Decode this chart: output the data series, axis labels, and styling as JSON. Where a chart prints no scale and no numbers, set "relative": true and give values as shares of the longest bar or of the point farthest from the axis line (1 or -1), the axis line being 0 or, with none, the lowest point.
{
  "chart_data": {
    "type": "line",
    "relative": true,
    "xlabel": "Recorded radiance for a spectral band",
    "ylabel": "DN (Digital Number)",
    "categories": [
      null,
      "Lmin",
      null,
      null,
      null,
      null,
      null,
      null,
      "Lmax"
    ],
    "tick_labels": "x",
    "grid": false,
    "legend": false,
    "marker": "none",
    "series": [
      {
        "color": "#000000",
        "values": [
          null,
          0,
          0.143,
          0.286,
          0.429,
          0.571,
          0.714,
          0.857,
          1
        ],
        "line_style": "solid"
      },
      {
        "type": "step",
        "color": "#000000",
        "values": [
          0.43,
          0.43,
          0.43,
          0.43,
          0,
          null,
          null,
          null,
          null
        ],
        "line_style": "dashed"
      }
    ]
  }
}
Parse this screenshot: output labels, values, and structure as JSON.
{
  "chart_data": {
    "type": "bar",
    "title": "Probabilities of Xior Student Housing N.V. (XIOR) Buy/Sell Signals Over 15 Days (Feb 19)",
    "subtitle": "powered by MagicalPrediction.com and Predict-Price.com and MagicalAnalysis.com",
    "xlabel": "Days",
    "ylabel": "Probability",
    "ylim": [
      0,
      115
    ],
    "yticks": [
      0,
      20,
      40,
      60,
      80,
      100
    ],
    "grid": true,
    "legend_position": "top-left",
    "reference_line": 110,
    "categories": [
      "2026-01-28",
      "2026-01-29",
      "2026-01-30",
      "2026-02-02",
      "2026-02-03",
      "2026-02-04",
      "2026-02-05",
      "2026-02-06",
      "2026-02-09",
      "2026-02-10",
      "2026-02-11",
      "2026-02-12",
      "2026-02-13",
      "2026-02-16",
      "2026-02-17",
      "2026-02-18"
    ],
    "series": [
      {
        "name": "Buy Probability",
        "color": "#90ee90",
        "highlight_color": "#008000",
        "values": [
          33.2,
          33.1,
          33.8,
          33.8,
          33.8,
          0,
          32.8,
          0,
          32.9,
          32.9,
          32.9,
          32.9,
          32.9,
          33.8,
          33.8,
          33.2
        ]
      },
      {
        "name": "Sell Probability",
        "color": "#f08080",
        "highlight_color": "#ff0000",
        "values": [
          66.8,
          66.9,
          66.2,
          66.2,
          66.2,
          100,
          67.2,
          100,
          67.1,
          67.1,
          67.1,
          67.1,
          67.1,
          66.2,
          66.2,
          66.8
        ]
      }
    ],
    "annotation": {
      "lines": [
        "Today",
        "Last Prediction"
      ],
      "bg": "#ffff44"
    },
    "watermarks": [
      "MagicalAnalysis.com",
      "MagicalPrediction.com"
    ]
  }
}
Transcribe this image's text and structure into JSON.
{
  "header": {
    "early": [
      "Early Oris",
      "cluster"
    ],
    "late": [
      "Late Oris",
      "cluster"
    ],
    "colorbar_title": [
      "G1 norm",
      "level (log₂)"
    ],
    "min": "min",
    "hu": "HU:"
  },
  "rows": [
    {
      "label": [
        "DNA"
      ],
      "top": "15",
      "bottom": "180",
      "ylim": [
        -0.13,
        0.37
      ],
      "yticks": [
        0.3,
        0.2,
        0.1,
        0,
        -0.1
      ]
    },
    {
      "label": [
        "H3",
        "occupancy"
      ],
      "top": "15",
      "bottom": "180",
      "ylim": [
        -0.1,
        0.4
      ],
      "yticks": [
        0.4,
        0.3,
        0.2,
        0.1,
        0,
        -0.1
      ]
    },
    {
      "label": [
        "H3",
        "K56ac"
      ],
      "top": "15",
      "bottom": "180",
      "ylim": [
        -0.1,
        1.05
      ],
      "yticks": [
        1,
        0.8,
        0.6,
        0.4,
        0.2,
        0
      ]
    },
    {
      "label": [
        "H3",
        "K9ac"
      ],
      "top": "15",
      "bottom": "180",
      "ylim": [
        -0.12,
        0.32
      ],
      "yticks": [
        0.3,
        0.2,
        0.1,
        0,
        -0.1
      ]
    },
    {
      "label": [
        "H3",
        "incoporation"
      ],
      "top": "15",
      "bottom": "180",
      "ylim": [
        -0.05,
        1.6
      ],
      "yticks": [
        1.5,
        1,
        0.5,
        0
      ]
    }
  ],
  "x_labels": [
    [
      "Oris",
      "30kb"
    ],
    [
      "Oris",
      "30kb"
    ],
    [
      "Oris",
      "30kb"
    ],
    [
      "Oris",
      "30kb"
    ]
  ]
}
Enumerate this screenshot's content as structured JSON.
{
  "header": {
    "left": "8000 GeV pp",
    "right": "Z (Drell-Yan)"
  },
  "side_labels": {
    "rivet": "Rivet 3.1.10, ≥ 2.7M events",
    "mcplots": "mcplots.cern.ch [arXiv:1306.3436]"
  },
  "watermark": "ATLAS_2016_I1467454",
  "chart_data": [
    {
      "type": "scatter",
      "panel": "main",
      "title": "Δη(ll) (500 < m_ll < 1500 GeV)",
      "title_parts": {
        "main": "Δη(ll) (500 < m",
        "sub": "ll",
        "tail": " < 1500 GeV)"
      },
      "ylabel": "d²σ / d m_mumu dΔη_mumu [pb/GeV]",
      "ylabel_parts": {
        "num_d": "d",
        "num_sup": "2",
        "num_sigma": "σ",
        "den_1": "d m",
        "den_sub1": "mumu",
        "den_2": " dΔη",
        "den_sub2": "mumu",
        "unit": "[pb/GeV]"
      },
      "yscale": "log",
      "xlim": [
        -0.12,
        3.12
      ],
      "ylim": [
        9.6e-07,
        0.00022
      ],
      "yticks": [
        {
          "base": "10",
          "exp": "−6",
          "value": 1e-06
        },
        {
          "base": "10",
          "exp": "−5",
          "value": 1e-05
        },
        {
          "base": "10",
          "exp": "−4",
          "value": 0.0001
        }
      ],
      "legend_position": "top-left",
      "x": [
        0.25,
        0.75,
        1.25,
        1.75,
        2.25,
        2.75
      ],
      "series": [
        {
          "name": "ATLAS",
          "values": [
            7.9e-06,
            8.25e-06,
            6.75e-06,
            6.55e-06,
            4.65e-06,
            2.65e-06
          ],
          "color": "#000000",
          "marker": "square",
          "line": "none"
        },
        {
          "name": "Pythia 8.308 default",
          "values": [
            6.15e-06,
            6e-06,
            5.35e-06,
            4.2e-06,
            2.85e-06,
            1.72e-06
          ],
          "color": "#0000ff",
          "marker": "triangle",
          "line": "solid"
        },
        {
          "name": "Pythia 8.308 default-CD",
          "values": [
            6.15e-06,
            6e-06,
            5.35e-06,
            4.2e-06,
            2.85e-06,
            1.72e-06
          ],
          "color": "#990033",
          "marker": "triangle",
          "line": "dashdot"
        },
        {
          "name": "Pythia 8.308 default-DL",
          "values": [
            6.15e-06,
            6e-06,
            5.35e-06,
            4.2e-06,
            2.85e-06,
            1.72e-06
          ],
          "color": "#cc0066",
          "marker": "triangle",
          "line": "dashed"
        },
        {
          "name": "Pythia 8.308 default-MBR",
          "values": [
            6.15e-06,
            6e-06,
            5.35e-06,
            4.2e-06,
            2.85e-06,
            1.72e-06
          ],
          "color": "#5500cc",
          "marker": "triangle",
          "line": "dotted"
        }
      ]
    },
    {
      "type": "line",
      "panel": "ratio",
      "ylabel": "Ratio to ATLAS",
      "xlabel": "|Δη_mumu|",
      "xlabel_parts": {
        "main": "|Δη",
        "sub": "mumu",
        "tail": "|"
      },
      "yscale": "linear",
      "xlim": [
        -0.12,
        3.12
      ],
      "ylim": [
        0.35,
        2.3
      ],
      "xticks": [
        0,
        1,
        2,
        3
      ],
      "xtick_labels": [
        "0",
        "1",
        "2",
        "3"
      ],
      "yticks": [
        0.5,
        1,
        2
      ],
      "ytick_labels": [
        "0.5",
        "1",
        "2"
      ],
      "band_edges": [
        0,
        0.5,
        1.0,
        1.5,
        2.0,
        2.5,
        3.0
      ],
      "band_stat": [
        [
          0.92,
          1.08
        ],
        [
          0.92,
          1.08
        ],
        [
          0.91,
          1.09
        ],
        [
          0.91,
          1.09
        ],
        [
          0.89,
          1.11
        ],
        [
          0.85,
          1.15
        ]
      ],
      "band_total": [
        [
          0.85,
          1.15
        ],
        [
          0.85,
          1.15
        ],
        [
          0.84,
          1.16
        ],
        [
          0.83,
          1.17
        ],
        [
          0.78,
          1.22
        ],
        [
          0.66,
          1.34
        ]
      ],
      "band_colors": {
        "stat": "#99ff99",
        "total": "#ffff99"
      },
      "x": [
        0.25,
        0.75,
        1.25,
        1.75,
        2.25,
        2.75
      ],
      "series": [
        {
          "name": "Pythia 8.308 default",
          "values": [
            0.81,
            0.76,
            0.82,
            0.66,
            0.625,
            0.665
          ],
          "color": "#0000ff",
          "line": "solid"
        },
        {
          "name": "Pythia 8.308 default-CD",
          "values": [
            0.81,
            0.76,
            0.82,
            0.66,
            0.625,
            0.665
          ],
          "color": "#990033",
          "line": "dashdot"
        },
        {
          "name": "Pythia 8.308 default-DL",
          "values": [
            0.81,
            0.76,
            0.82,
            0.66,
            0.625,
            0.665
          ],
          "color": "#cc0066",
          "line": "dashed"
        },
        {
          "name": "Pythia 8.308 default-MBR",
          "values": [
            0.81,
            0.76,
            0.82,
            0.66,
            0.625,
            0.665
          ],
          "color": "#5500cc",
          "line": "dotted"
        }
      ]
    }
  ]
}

_ _ _ _ _ _ _

STATED TASK: In the listing, find every line containing the word "MagicalAnalysis" and list it.

FULL SOLUTION:
    "subtitle": "powered by MagicalPrediction.com and Predict-Price.com and MagicalAnalysis.com",
      "MagicalAnalysis.com",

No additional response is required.